Task objective: Using the data below, gather each line that includes the word "carácter".

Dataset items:
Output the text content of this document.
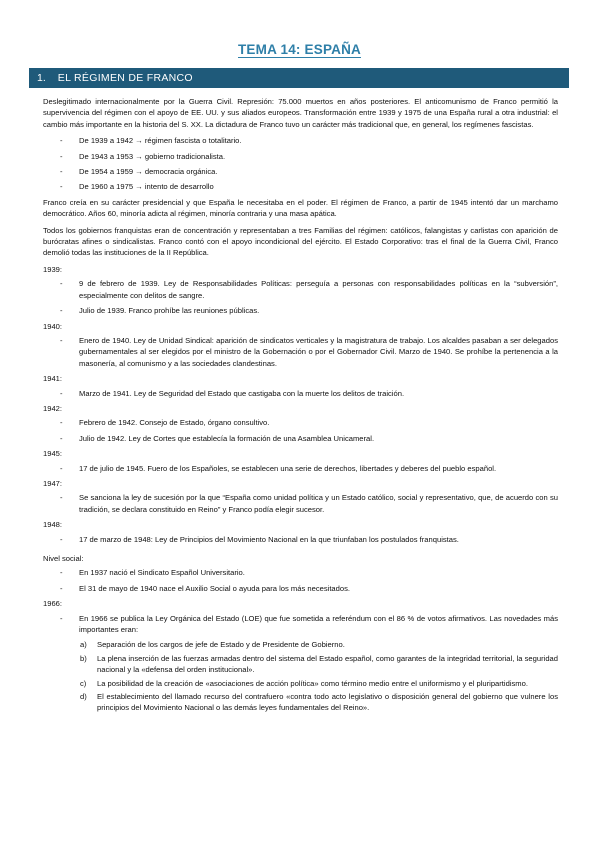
TEMA 14: ESPAÑA
1. EL RÉGIMEN DE FRANCO

Deslegitimado internacionalmente por la Guerra Civil. Represión: 75.000 muertos en años posteriores. El anticomunismo de Franco permitió la supervivencia del régimen con el apoyo de EE. UU. y sus aliados europeos. Transformación entre 1939 y 1975 de una España rural a otra industrial: el cambio más importante en la historia del S. XX. La dictadura de Franco tuvo un carácter más tradicional que, en general, los regímenes fascistas.

- De 1939 a 1942 → régimen fascista o totalitario.
- De 1943 a 1953 → gobierno tradicionalista.
- De 1954 a 1959 → democracia orgánica.
- De 1960 a 1975 → intento de desarrollo

Franco creía en su carácter presidencial y que España le necesitaba en el poder. El régimen de Franco, a partir de 1945 intentó dar un marchamo democrático. Años 60, minoría adicta al régimen, minoría contraria y una masa apática.

Todos los gobiernos franquistas eran de concentración y representaban a tres Familias del régimen: católicos, falangistas y carlistas con aparición de burócratas afines o sindicalistas. Franco contó con el apoyo incondicional del ejército. El Estado Corporativo: tras el final de la Guerra Civil, Franco demolió todas las instituciones de la II República.

1939:
- 9 de febrero de 1939. Ley de Responsabilidades Políticas: perseguía a personas con responsabilidades políticas en la “subversión”, especialmente con delitos de sangre.
- Julio de 1939. Franco prohíbe las reuniones públicas.
1940:
- Enero de 1940. Ley de Unidad Sindical: aparición de sindicatos verticales y la magistratura de trabajo. Los alcaldes pasaban a ser delegados gubernamentales al ser elegidos por el ministro de la Gobernación o por el Gobernador Civil. Marzo de 1940. Se prohíbe la pertenencia a la masonería, al comunismo y a las sociedades clandestinas.
1941:
- Marzo de 1941. Ley de Seguridad del Estado que castigaba con la muerte los delitos de traición.
1942:
- Febrero de 1942. Consejo de Estado, órgano consultivo.
- Julio de 1942. Ley de Cortes que establecía la formación de una Asamblea Unicameral.
1945:
- 17 de julio de 1945. Fuero de los Españoles, se establecen una serie de derechos, libertades y deberes del pueblo español.
1947:
- Se sanciona la ley de sucesión por la que “España como unidad política y un Estado católico, social y representativo, que, de acuerdo con su tradición, se declara constituido en Reino” y Franco podía elegir sucesor.
1948:
- 17 de marzo de 1948: Ley de Principios del Movimiento Nacional en la que triunfaban los postulados franquistas.
Nivel social:
- En 1937 nació el Sindicato Español Universitario.
- El 31 de mayo de 1940 nace el Auxilio Social o ayuda para los más necesitados.
1966:
- En 1966 se publica la Ley Orgánica del Estado (LOE) que fue sometida a referéndum con el 86 % de votos afirmativos. Las novedades más importantes eran:
a) Separación de los cargos de jefe de Estado y de Presidente de Gobierno.
b) La plena inserción de las fuerzas armadas dentro del sistema del Estado español, como garantes de la integridad territorial, la seguridad nacional y la «defensa del orden institucional».
c) La posibilidad de la creación de «asociaciones de acción política» como término medio entre el uniformismo y el pluripartidismo.
d) El establecimiento del llamado recurso del contrafuero «contra todo acto legislativo o disposición general del gobierno que vulnere los principios del Movimiento Nacional o las demás leyes fundamentales del Reino».
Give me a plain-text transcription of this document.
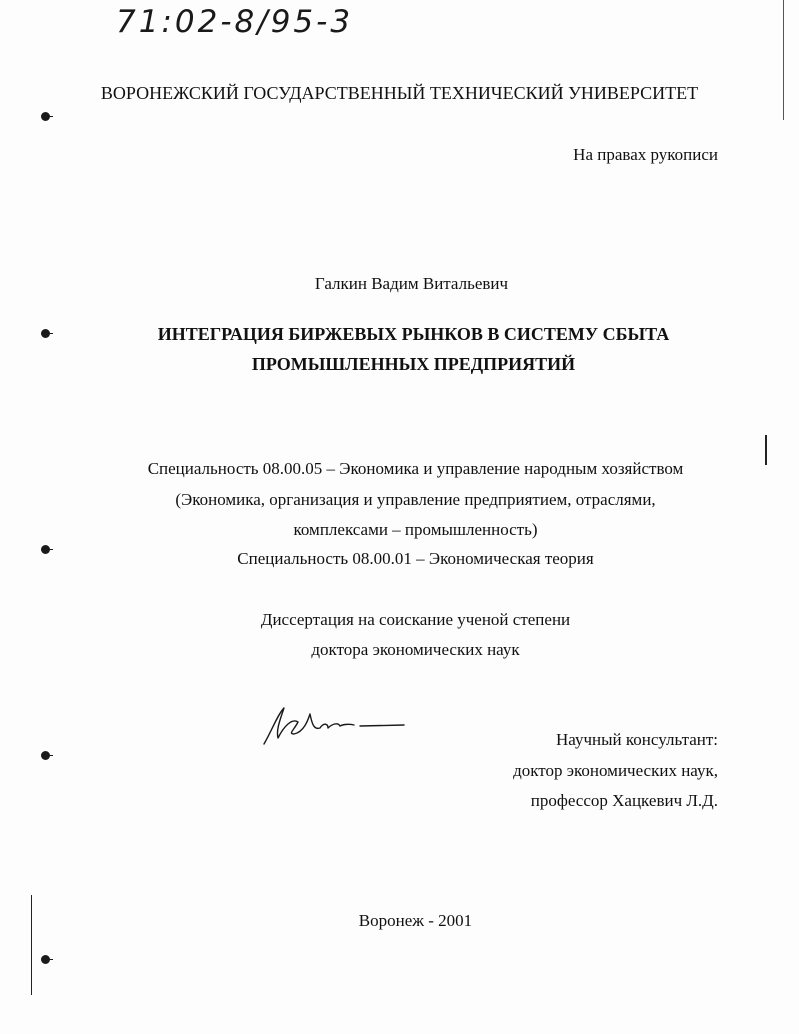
71:02-8/95-3
ВОРОНЕЖСКИЙ ГОСУДАРСТВЕННЫЙ ТЕХНИЧЕСКИЙ УНИВЕРСИТЕТ
На правах рукописи
Галкин Вадим Витальевич
ИНТЕГРАЦИЯ БИРЖЕВЫХ РЫНКОВ В СИСТЕМУ СБЫТА
ПРОМЫШЛЕННЫХ ПРЕДПРИЯТИЙ
Специальность 08.00.05 – Экономика и управление народным хозяйством
(Экономика, организация и управление предприятием, отраслями,
комплексами – промышленность)
Специальность 08.00.01 – Экономическая теория
Диссертация на соискание ученой степени
доктора экономических наук
Научный консультант:
доктор экономических наук,
профессор Хацкевич Л.Д.
Воронеж - 2001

The result:
Deslegitimado internacionalmente por la Guerra Civil. Represión: 75.000 muertos en años posteriores. El anticomunismo de Franco permitió la supervivencia del régimen con el apoyo de EE. UU. y sus aliados europeos. Transformación entre 1939 y 1975 de una España rural a otra industrial: el cambio más importante en la historia del S. XX. La dictadura de Franco tuvo un carácter más tradicional que, en general, los regímenes fascistas.
Franco creía en su carácter presidencial y que España le necesitaba en el poder. El régimen de Franco, a partir de 1945 intentó dar un marchamo democrático. Años 60, minoría adicta al régimen, minoría contraria y una masa apática.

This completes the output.